Dataset records:
····················

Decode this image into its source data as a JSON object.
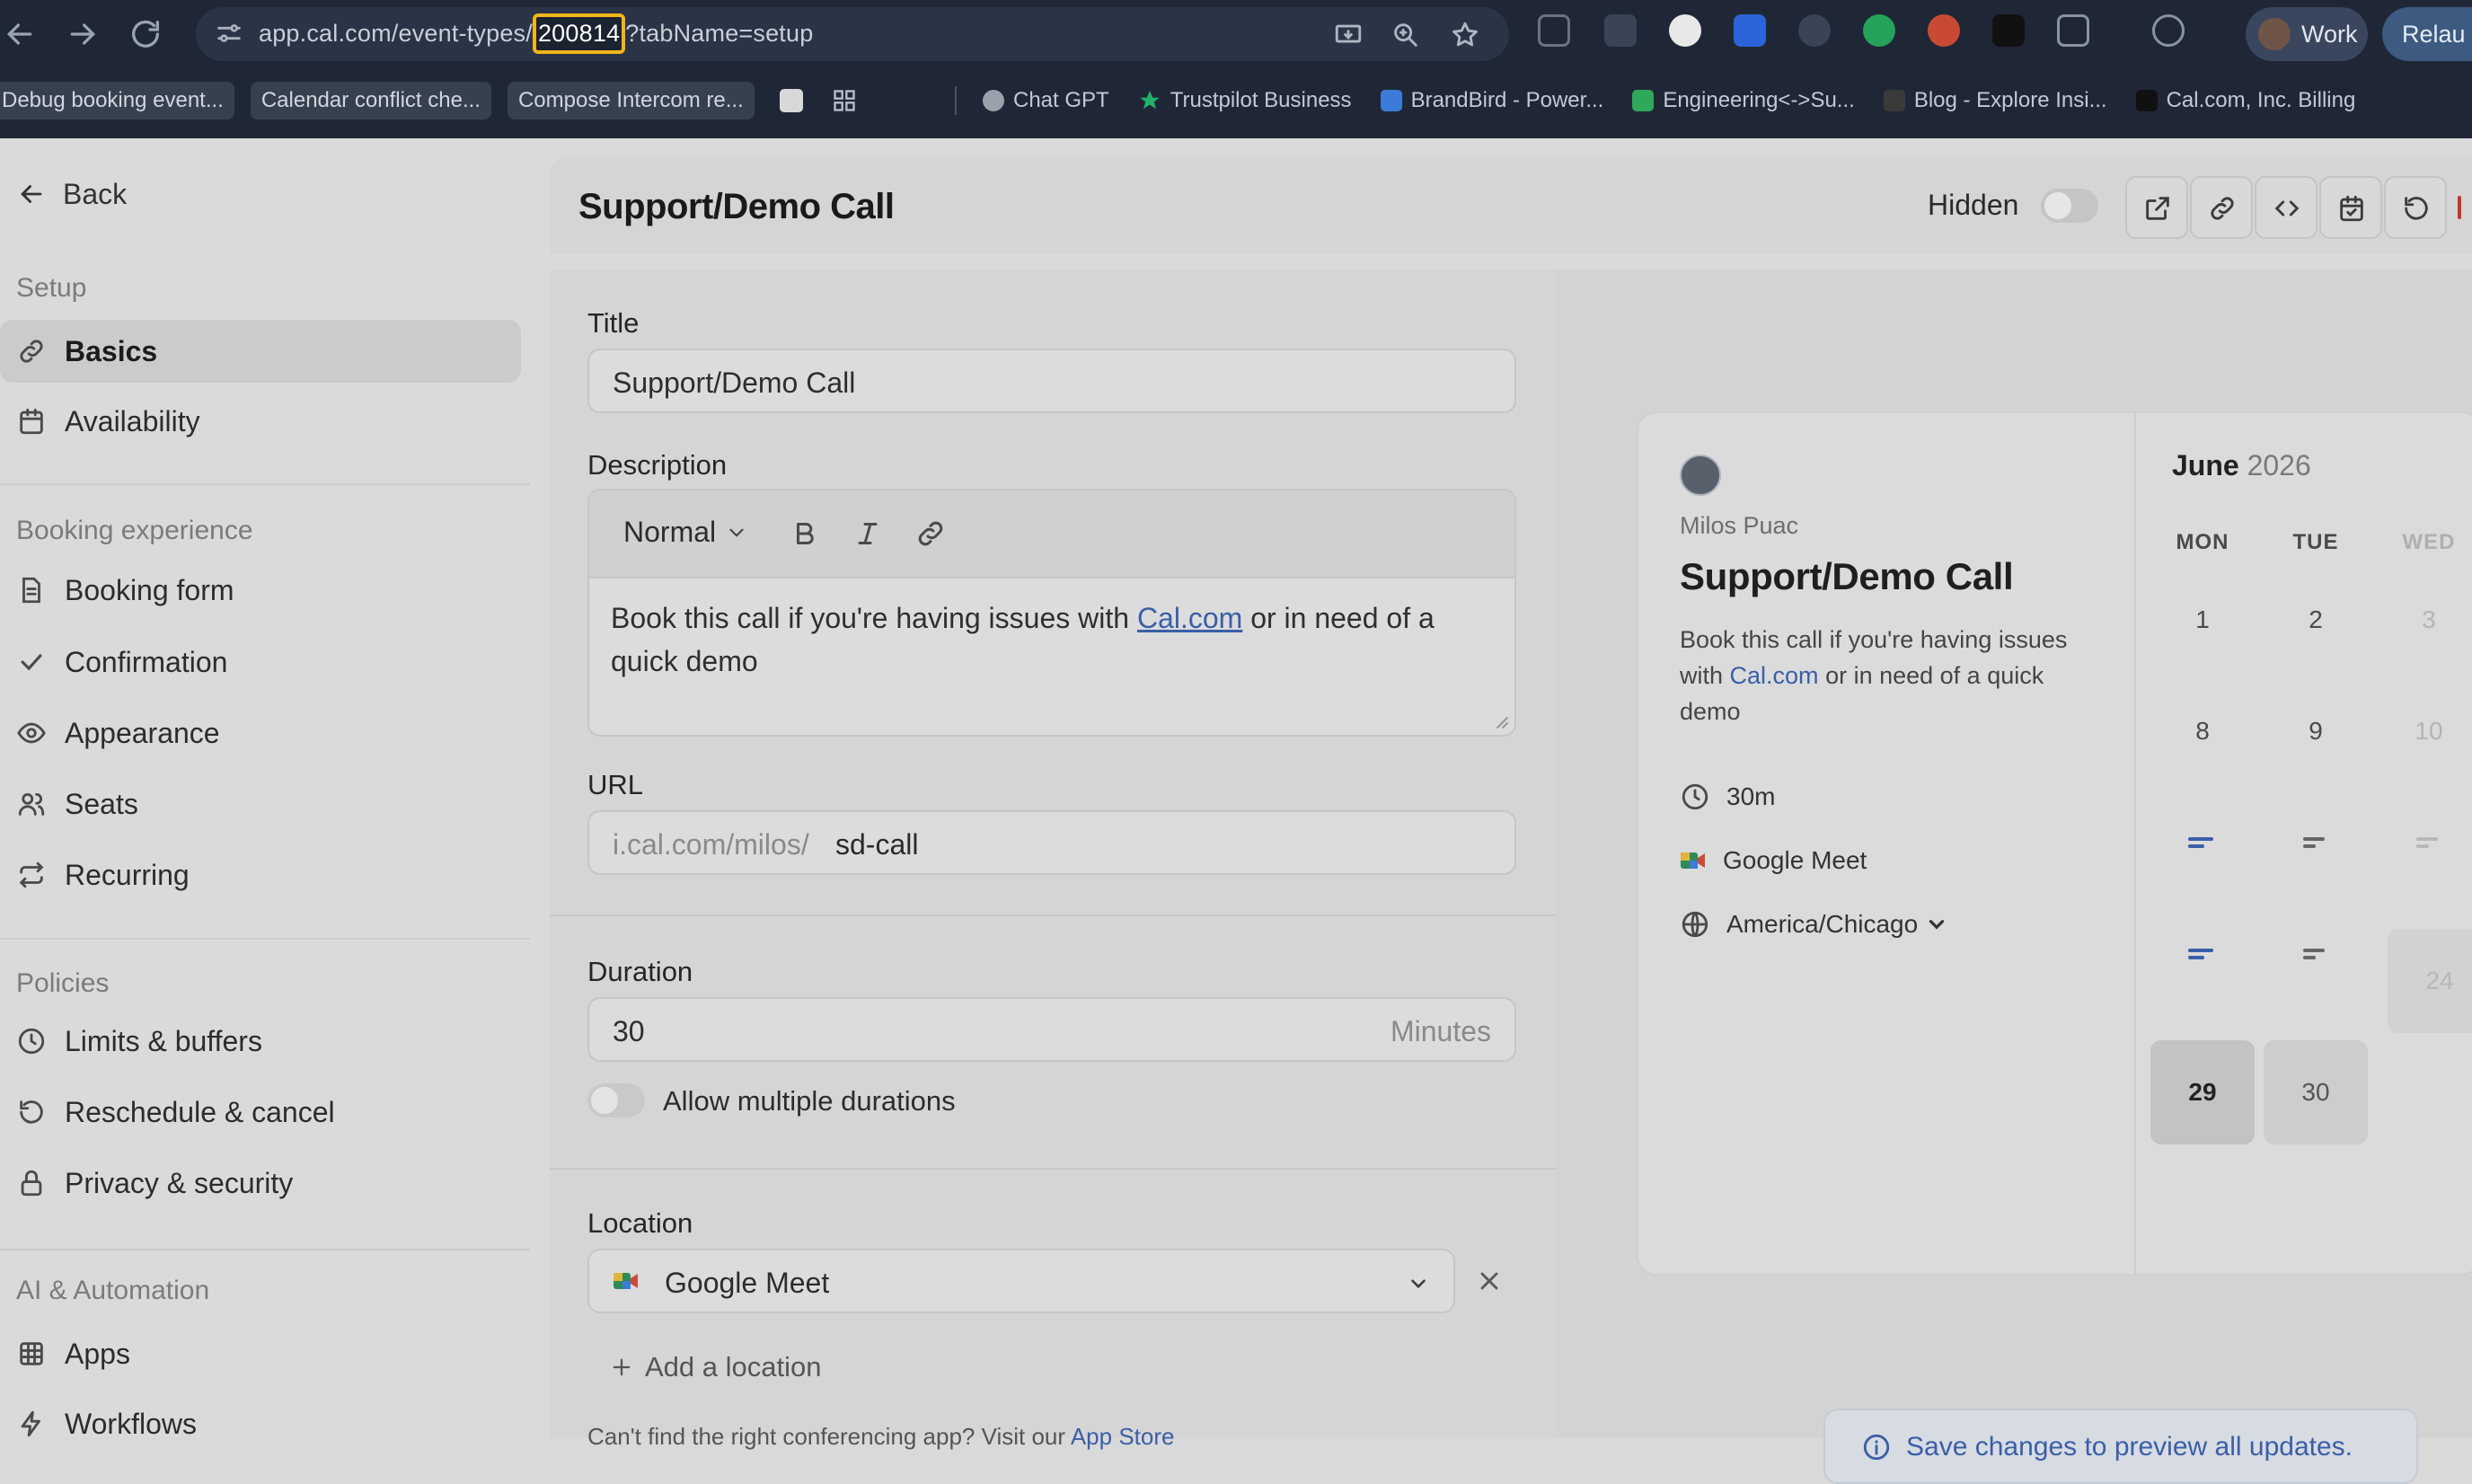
{
  "browser": {
    "url_prefix": "app.cal.com/event-types/",
    "url_highlight": "200814",
    "url_suffix": "?tabName=setup",
    "profile_label": "Work",
    "relaunch_label": "Relau",
    "bookmarks": [
      "Debug booking event...",
      "Calendar conflict che...",
      "Compose Intercom re...",
      "Chat GPT",
      "Trustpilot Business",
      "BrandBird - Power...",
      "Engineering<->Su...",
      "Blog - Explore Insi...",
      "Cal.com, Inc. Billing"
    ]
  },
  "sidebar": {
    "back_label": "Back",
    "sections": [
      {
        "heading": "Setup",
        "items": [
          {
            "label": "Basics",
            "icon": "link-icon",
            "active": true
          },
          {
            "label": "Availability",
            "icon": "calendar-icon"
          }
        ]
      },
      {
        "heading": "Booking experience",
        "items": [
          {
            "label": "Booking form",
            "icon": "file-icon"
          },
          {
            "label": "Confirmation",
            "icon": "check-icon"
          },
          {
            "label": "Appearance",
            "icon": "eye-icon"
          },
          {
            "label": "Seats",
            "icon": "users-icon"
          },
          {
            "label": "Recurring",
            "icon": "repeat-icon"
          }
        ]
      },
      {
        "heading": "Policies",
        "items": [
          {
            "label": "Limits & buffers",
            "icon": "clock-icon"
          },
          {
            "label": "Reschedule & cancel",
            "icon": "rotate-ccw-icon"
          },
          {
            "label": "Privacy & security",
            "icon": "lock-icon"
          }
        ]
      },
      {
        "heading": "AI & Automation",
        "items": [
          {
            "label": "Apps",
            "icon": "grid-icon"
          },
          {
            "label": "Workflows",
            "icon": "zap-icon"
          }
        ]
      }
    ]
  },
  "header": {
    "title": "Support/Demo Call",
    "hidden_label": "Hidden",
    "hidden_toggle_on": false,
    "actions": [
      "external-link-icon",
      "link-icon",
      "code-icon",
      "calendar-check-icon",
      "rotate-ccw-icon"
    ]
  },
  "form": {
    "title_label": "Title",
    "title_value": "Support/Demo Call",
    "description_label": "Description",
    "format_label": "Normal",
    "description_before": "Book this call if you're having issues with ",
    "description_link": "Cal.com",
    "description_after": " or in need of a quick demo",
    "url_label": "URL",
    "url_prefix": "i.cal.com/milos/",
    "url_slug": "sd-call",
    "duration_label": "Duration",
    "duration_value": "30",
    "duration_unit": "Minutes",
    "multiple_durations_label": "Allow multiple durations",
    "location_label": "Location",
    "location_value": "Google Meet",
    "add_location_label": "Add a location",
    "footer_text": "Can't find the right conferencing app? Visit our ",
    "footer_link": "App Store"
  },
  "preview": {
    "host_name": "Milos Puac",
    "title": "Support/Demo Call",
    "desc_before": "Book this call if you're having issues with ",
    "desc_link": "Cal.com",
    "desc_after": " or in need of a quick demo",
    "duration": "30m",
    "location": "Google Meet",
    "timezone": "America/Chicago",
    "month": "June",
    "year": "2026",
    "weekdays": [
      "MON",
      "TUE",
      "WED"
    ],
    "dates": [
      "1",
      "2",
      "3",
      "8",
      "9",
      "10",
      "24",
      "29",
      "30"
    ],
    "save_banner": "Save changes to preview all updates."
  },
  "colors": {
    "accent_link": "#3a5fa8",
    "highlight_border": "#f2b51a",
    "chrome_bg": "#1f2737"
  }
}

····················

_BRIEF_
Search the data for "event" and list every line in which it occurs.

_WRITTEN ANSWER_
    "url_prefix": "app.cal.com/event-types/",
      "Debug booking event...",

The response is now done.